**RECORDS FOR THE TASK:**
— Begin —

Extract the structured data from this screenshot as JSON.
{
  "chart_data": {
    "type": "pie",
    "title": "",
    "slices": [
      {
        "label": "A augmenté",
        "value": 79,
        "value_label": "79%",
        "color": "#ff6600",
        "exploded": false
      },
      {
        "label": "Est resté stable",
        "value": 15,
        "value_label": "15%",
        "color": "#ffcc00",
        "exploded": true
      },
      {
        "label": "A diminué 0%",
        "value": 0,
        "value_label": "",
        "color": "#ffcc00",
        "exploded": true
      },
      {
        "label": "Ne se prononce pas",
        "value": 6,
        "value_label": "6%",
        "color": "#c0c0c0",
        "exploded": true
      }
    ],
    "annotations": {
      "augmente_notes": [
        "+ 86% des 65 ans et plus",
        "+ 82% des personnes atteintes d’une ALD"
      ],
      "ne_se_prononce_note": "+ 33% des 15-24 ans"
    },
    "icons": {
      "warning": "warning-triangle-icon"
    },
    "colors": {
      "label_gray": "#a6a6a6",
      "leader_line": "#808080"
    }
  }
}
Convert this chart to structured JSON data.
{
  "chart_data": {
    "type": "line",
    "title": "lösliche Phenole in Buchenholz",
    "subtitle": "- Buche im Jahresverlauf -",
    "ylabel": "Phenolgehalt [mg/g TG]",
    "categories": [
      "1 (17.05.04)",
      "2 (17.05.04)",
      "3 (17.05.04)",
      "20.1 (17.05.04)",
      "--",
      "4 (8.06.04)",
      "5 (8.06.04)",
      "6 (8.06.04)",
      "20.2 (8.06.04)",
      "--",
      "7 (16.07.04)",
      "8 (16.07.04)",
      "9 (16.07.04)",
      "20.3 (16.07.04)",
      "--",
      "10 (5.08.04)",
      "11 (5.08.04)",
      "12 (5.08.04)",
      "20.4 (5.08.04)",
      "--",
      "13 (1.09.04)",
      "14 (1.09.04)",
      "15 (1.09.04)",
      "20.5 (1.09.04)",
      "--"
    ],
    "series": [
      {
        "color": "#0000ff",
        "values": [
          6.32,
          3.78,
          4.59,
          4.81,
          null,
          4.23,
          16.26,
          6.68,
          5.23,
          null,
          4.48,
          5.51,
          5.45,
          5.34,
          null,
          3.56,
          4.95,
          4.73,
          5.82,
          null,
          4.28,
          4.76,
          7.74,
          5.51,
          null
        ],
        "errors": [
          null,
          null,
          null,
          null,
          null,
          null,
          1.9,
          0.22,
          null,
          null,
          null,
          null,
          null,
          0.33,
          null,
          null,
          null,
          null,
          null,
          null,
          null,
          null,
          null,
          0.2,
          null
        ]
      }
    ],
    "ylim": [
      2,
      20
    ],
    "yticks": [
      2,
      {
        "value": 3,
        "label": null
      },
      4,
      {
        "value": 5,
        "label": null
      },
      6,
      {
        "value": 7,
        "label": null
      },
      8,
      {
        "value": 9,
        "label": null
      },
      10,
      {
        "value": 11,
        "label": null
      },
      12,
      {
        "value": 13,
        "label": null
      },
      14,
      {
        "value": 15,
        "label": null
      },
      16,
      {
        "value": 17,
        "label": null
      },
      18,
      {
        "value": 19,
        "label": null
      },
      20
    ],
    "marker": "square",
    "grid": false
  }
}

— End —

**EXERCISE DESCRIPTION:** Give the complete listing a second time, exactly as it reads.

**SOLUTION TO THIS EXERCISE:**
Extract the structured data from this screenshot as JSON.
{
  "chart_data": {
    "type": "pie",
    "title": "",
    "slices": [
      {
        "label": "A augmenté",
        "value": 79,
        "value_label": "79%",
        "color": "#ff6600",
        "exploded": false
      },
      {
        "label": "Est resté stable",
        "value": 15,
        "value_label": "15%",
        "color": "#ffcc00",
        "exploded": true
      },
      {
        "label": "A diminué 0%",
        "value": 0,
        "value_label": "",
        "color": "#ffcc00",
        "exploded": true
      },
      {
        "label": "Ne se prononce pas",
        "value": 6,
        "value_label": "6%",
        "color": "#c0c0c0",
        "exploded": true
      }
    ],
    "annotations": {
      "augmente_notes": [
        "+ 86% des 65 ans et plus",
        "+ 82% des personnes atteintes d’une ALD"
      ],
      "ne_se_prononce_note": "+ 33% des 15-24 ans"
    },
    "icons": {
      "warning": "warning-triangle-icon"
    },
    "colors": {
      "label_gray": "#a6a6a6",
      "leader_line": "#808080"
    }
  }
}
Convert this chart to structured JSON data.
{
  "chart_data": {
    "type": "line",
    "title": "lösliche Phenole in Buchenholz",
    "subtitle": "- Buche im Jahresverlauf -",
    "ylabel": "Phenolgehalt [mg/g TG]",
    "categories": [
      "1 (17.05.04)",
      "2 (17.05.04)",
      "3 (17.05.04)",
      "20.1 (17.05.04)",
      "--",
      "4 (8.06.04)",
      "5 (8.06.04)",
      "6 (8.06.04)",
      "20.2 (8.06.04)",
      "--",
      "7 (16.07.04)",
      "8 (16.07.04)",
      "9 (16.07.04)",
      "20.3 (16.07.04)",
      "--",
      "10 (5.08.04)",
      "11 (5.08.04)",
      "12 (5.08.04)",
      "20.4 (5.08.04)",
      "--",
      "13 (1.09.04)",
      "14 (1.09.04)",
      "15 (1.09.04)",
      "20.5 (1.09.04)",
      "--"
    ],
    "series": [
      {
        "color": "#0000ff",
        "values": [
          6.32,
          3.78,
          4.59,
          4.81,
          null,
          4.23,
          16.26,
          6.68,
          5.23,
          null,
          4.48,
          5.51,
          5.45,
          5.34,
          null,
          3.56,
          4.95,
          4.73,
          5.82,
          null,
          4.28,
          4.76,
          7.74,
          5.51,
          null
        ],
        "errors": [
          null,
          null,
          null,
          null,
          null,
          null,
          1.9,
          0.22,
          null,
          null,
          null,
          null,
          null,
          0.33,
          null,
          null,
          null,
          null,
          null,
          null,
          null,
          null,
          null,
          0.2,
          null
        ]
      }
    ],
    "ylim": [
      2,
      20
    ],
    "yticks": [
      2,
      {
        "value": 3,
        "label": null
      },
      4,
      {
        "value": 5,
        "label": null
      },
      6,
      {
        "value": 7,
        "label": null
      },
      8,
      {
        "value": 9,
        "label": null
      },
      10,
      {
        "value": 11,
        "label": null
      },
      12,
      {
        "value": 13,
        "label": null
      },
      14,
      {
        "value": 15,
        "label": null
      },
      16,
      {
        "value": 17,
        "label": null
      },
      18,
      {
        "value": 19,
        "label": null
      },
      20
    ],
    "marker": "square",
    "grid": false
  }
}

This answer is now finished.